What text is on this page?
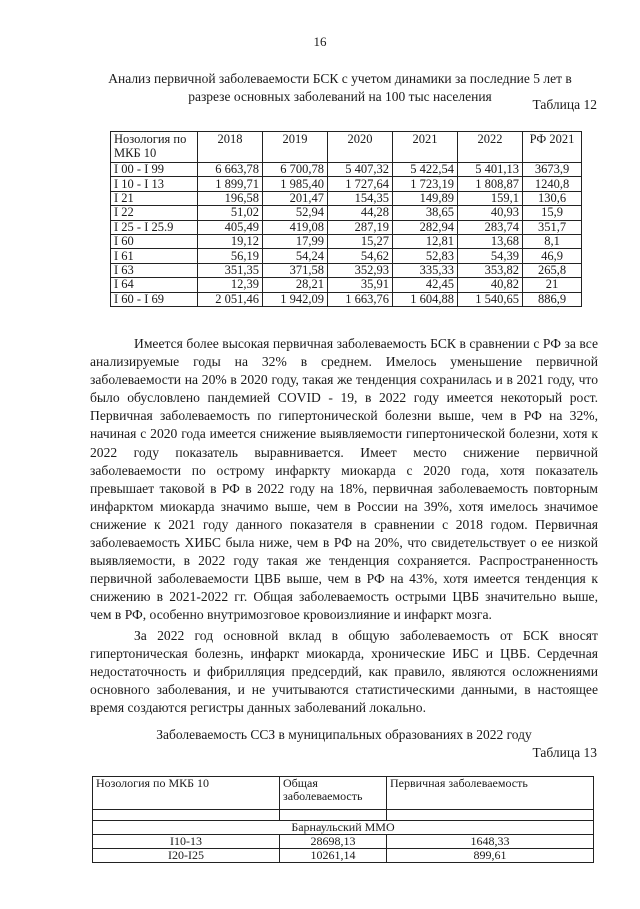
16
Анализ первичной заболеваемости БСК с учетом динамики за последние 5 лет в разрезе основных заболеваний на 100 тыс населения
Таблица 12
Нозология по МКБ 10	2018	2019	2020	2021	2022	РФ 2021
I 00 - I 99	6 663,78	6 700,78	5 407,32	5 422,54	5 401,13	3673,9
I 10 - I 13	1 899,71	1 985,40	1 727,64	1 723,19	1 808,87	1240,8
I 21	196,58	201,47	154,35	149,89	159,1	130,6
I 22	51,02	52,94	44,28	38,65	40,93	15,9
I 25 - I 25.9	405,49	419,08	287,19	282,94	283,74	351,7
I 60	19,12	17,99	15,27	12,81	13,68	8,1
I 61	56,19	54,24	54,62	52,83	54,39	46,9
I 63	351,35	371,58	352,93	335,33	353,82	265,8
I 64	12,39	28,21	35,91	42,45	40,82	21
I 60 - I 69	2 051,46	1 942,09	1 663,76	1 604,88	1 540,65	886,9

Имеется более высокая первичная заболеваемость БСК в сравнении с РФ за все анализируемые годы на 32% в среднем. Имелось уменьшение первичной заболеваемости на 20% в 2020 году, такая же тенденция сохранилась и в 2021 году, что было обусловлено пандемией COVID - 19, в 2022 году имеется некоторый рост. Первичная заболеваемость по гипертонической болезни выше, чем в РФ на 32%, начиная с 2020 года имеется снижение выявляемости гипертонической болезни, хотя к 2022 году показатель выравнивается. Имеет место снижение первичной заболеваемости по острому инфаркту миокарда с 2020 года, хотя показатель превышает таковой в РФ в 2022 году на 18%, первичная заболеваемость повторным инфарктом миокарда значимо выше, чем в России на 39%, хотя имелось значимое снижение к 2021 году данного показателя в сравнении с 2018 годом. Первичная заболеваемость ХИБС была ниже, чем в РФ на 20%, что свидетельствует о ее низкой выявляемости, в 2022 году такая же тенденция сохраняется. Распространенность первичной заболеваемости ЦВБ выше, чем в РФ на 43%, хотя имеется тенденция к снижению в 2021-2022 гг. Общая заболеваемость острыми ЦВБ значительно выше, чем в РФ, особенно внутримозговое кровоизлияние и инфаркт мозга.

За 2022 год основной вклад в общую заболеваемость от БСК вносят гипертоническая болезнь, инфаркт миокарда, хронические ИБС и ЦВБ. Сердечная недостаточность и фибрилляция предсердий, как правило, являются осложнениями основного заболевания, и не учитываются статистическими данными, в настоящее время создаются регистры данных заболеваний локально.

Заболеваемость ССЗ в муниципальных образованиях в 2022 году
Таблица 13
Нозология по МКБ 10	Общая заболеваемость	Первичная заболеваемость

Барнаульский ММО		
I10-13	28698,13	1648,33
I20-I25	10261,14	899,61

◆ **PROBLEM DESCRIPTION**
Look through the lines above and collect those with the word "Нозология".

◆ **RESPONSE TO THE EXERCISE**
Нозология по МКБ 10	2018	2019	2020	2021	2022	РФ 2021
Нозология по МКБ 10	Общая заболеваемость	Первичная заболеваемость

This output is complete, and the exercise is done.